* [Текст задания 1]:
Согласуются ли с приведенным ниже отрывком об истории Азии и арабских стран утверждения (а), (б) и (в)? Для каждого ответьте «да» или «нет» и приведите точную цитату из отрывка, которая это решает. (а) Во время революции Мэйдзи динамизм Японии был оборонительным. (б) Война в Корее привела к объединению этой страны. (в) Терроризм приобретает исламскую окраску начиная с войны в Ираке.

* [Предложенный отрывок]:

____

Япония также ответила динамизмом, который, будучи во время революции Мэйдзи по своему характеру оборонительным, затем стал наступательным, выбрав в качестве своих целей сначала более слабых соседей, а затем и Штаты, сформировав вместе с нацистской Германией единую ось, направленную против европейской демократии и колониализма. Что касается коммунистического Китая, он избавился от несправедливых договоров, которые эта страна была вынуждена заключить с основными европейскими державами в XIX веке. Китай также вступил в конфликт с США, что привело к войне в Корее (и разделению этой страны на две части). Затем это воинственное настроение, установившееся в Азии, приведет к вьетнамской войне и ужасающему геноциду в Камбодже.

В арабских странах, получивших независимость в XX веке, многочисленные военные государственные перевороты приведут к националистическим диктатурам, создаваемым в сложном и весьма неспокойном контексте холодной войны и рождения Израиля. Цепочка военных арабских поражений подорвала уважение к различным видам арабского национализма, что вызвало исламистский протест, в том числе и в форме различных типов зарождающегося терроризма, который приобретает исламскую окраску начиная с афганской войны.

____

* [Материал задания]:
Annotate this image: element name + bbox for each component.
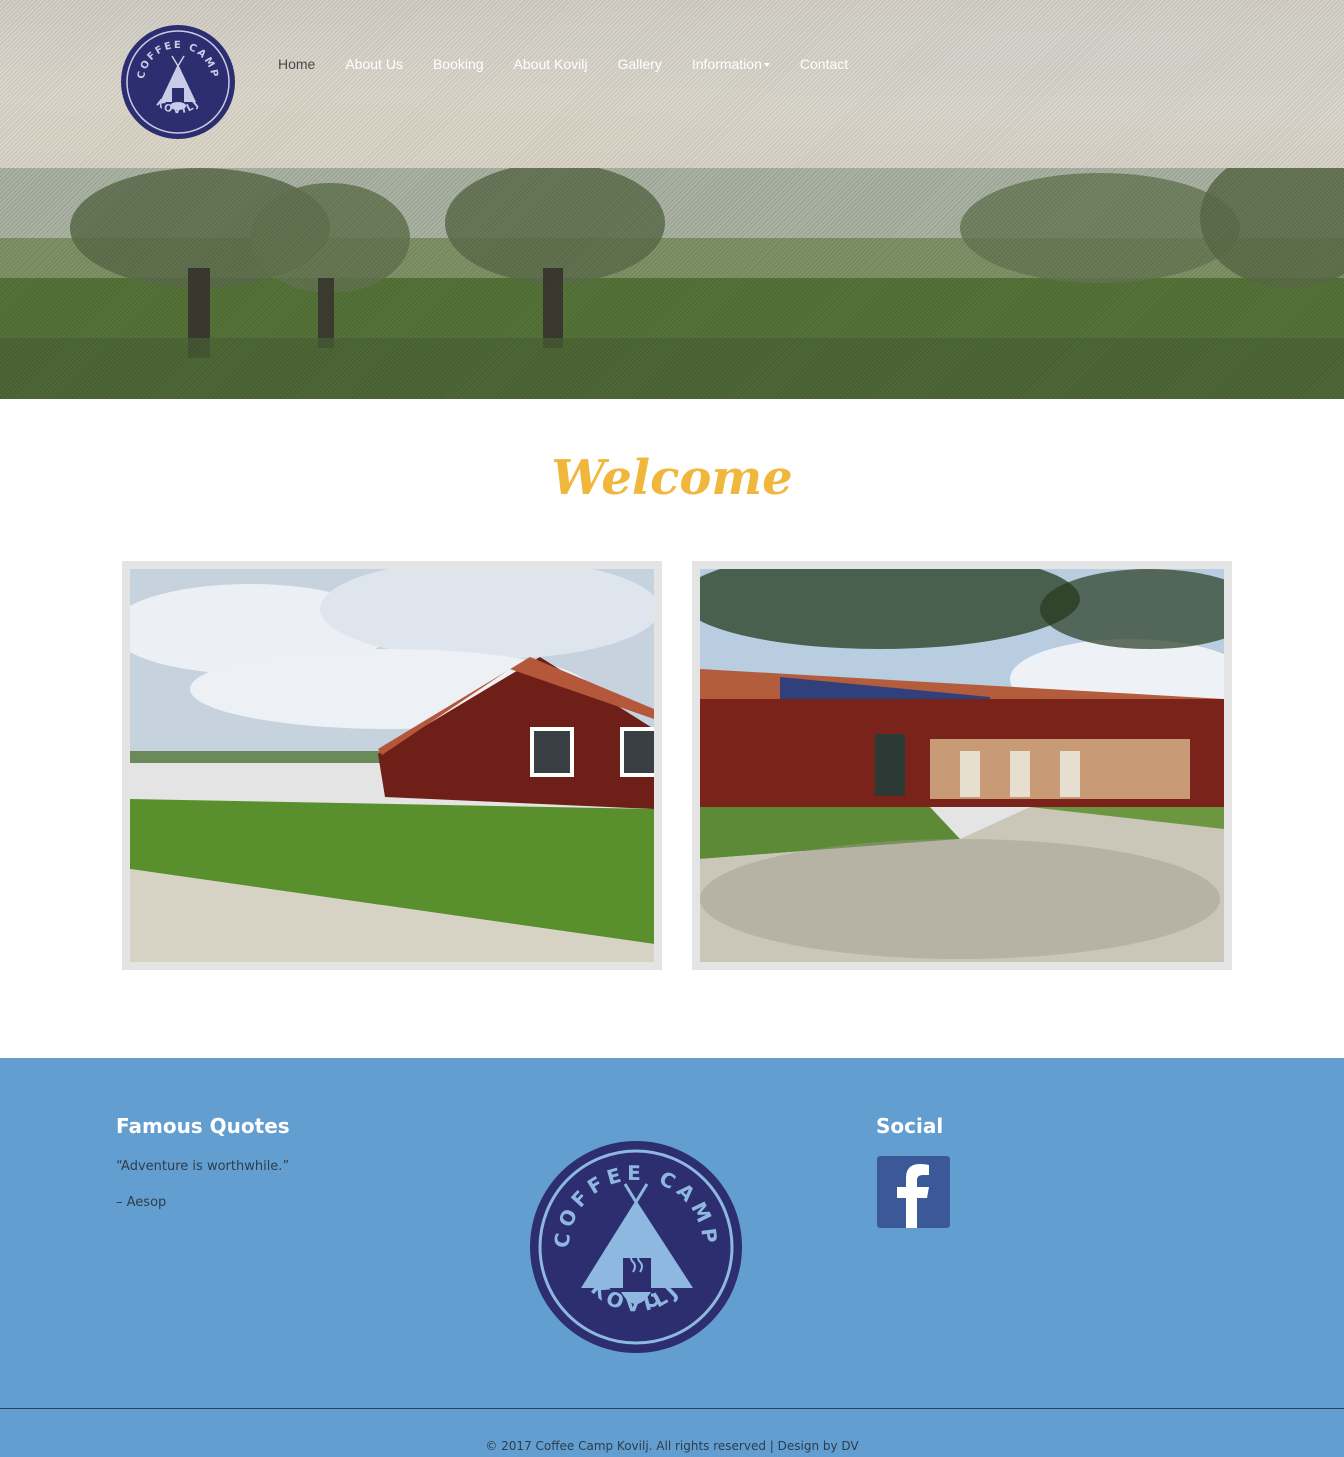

____

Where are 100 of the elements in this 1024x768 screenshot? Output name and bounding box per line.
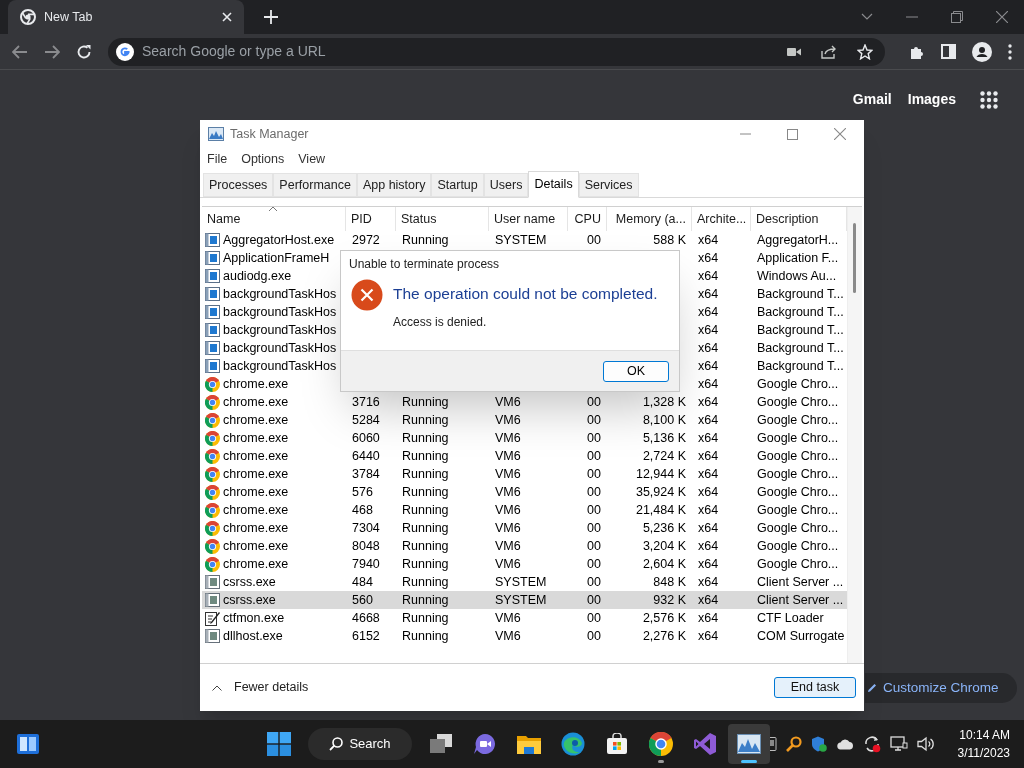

____

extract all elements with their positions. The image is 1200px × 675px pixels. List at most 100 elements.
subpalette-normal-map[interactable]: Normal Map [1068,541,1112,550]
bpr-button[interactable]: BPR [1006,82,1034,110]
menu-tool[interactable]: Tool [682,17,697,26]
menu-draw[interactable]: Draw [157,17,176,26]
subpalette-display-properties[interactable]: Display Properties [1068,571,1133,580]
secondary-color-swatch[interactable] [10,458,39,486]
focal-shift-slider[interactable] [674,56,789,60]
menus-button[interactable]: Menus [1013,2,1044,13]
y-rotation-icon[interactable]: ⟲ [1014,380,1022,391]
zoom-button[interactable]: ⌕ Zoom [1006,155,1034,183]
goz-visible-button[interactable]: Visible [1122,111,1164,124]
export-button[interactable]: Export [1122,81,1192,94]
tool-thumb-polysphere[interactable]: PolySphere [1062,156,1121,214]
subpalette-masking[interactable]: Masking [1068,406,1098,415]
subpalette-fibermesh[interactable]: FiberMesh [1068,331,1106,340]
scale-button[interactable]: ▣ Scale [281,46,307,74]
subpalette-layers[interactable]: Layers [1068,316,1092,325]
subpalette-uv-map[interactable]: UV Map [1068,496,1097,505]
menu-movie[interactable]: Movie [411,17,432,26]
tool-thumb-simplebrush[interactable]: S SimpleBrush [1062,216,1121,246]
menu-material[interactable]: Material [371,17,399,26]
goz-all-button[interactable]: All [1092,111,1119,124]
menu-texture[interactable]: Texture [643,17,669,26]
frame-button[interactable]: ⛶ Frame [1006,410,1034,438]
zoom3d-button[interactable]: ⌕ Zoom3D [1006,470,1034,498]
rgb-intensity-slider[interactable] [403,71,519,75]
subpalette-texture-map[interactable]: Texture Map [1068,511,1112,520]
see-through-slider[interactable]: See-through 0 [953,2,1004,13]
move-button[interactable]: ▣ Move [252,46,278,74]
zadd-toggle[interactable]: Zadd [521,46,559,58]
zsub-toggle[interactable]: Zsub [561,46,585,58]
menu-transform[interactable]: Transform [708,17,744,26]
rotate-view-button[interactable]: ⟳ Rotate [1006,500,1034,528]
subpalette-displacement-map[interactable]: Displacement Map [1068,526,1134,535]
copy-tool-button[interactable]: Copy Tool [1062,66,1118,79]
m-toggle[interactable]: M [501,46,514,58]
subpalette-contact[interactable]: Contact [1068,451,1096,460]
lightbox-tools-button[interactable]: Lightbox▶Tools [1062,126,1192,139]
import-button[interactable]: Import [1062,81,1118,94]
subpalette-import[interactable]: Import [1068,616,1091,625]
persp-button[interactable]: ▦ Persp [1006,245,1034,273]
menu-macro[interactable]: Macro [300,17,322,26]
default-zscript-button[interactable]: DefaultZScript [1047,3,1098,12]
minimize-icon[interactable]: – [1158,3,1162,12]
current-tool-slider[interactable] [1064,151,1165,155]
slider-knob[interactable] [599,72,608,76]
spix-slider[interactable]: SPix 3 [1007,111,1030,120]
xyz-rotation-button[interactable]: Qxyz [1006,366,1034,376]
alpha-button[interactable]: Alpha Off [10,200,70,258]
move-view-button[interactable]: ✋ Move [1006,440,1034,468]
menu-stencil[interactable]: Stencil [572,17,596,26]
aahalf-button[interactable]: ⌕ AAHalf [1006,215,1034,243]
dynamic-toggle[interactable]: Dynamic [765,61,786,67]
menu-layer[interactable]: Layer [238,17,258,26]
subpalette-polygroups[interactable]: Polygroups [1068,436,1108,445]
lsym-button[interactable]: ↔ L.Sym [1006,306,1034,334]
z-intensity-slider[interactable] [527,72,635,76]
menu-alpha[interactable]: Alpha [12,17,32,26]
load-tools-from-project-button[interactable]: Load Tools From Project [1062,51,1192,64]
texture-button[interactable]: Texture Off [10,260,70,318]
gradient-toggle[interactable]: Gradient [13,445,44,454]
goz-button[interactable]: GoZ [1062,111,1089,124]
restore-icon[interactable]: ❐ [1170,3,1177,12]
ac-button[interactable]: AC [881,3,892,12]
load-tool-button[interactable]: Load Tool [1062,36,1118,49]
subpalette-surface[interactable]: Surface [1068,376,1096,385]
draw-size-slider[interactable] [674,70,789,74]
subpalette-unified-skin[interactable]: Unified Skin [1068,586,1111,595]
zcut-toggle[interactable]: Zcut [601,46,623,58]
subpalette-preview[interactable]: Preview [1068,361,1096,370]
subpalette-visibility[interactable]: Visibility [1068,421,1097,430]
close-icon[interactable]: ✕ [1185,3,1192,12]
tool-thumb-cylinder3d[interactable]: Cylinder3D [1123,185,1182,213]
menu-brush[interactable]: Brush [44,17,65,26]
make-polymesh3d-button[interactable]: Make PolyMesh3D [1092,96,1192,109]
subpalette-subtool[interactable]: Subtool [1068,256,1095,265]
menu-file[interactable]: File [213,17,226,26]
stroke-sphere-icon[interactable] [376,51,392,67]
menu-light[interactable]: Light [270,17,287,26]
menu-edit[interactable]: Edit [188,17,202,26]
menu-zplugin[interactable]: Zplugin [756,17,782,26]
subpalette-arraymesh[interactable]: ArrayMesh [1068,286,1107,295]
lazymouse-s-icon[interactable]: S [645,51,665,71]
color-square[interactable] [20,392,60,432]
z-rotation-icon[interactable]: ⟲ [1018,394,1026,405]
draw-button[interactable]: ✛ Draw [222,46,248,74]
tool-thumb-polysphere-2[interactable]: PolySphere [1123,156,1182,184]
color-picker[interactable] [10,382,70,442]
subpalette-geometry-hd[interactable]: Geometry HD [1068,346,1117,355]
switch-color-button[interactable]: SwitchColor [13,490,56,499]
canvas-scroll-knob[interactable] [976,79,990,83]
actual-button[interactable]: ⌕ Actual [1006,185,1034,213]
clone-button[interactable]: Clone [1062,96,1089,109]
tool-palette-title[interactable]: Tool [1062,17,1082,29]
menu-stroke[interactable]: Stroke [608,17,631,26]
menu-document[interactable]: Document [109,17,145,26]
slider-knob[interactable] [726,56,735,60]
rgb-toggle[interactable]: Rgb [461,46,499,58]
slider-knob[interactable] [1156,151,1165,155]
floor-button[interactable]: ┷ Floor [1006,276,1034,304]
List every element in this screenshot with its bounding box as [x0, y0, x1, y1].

____

* [Текст задания 2]:
Укажите все строки записей, в которых есть слово «Import», с учетом регистра.

* [Решение 1]:
(а) Да: «будучи во время революции Мэйдзи по своему характеру оборонительным».
(б) Нет: «и разделению этой страны на две части».
(в) Нет: «начиная с афганской войны».

* [Решение 2]:
import-button[interactable]: Import [1062,81,1118,94]
subpalette-import[interactable]: Import [1068,616,1091,625]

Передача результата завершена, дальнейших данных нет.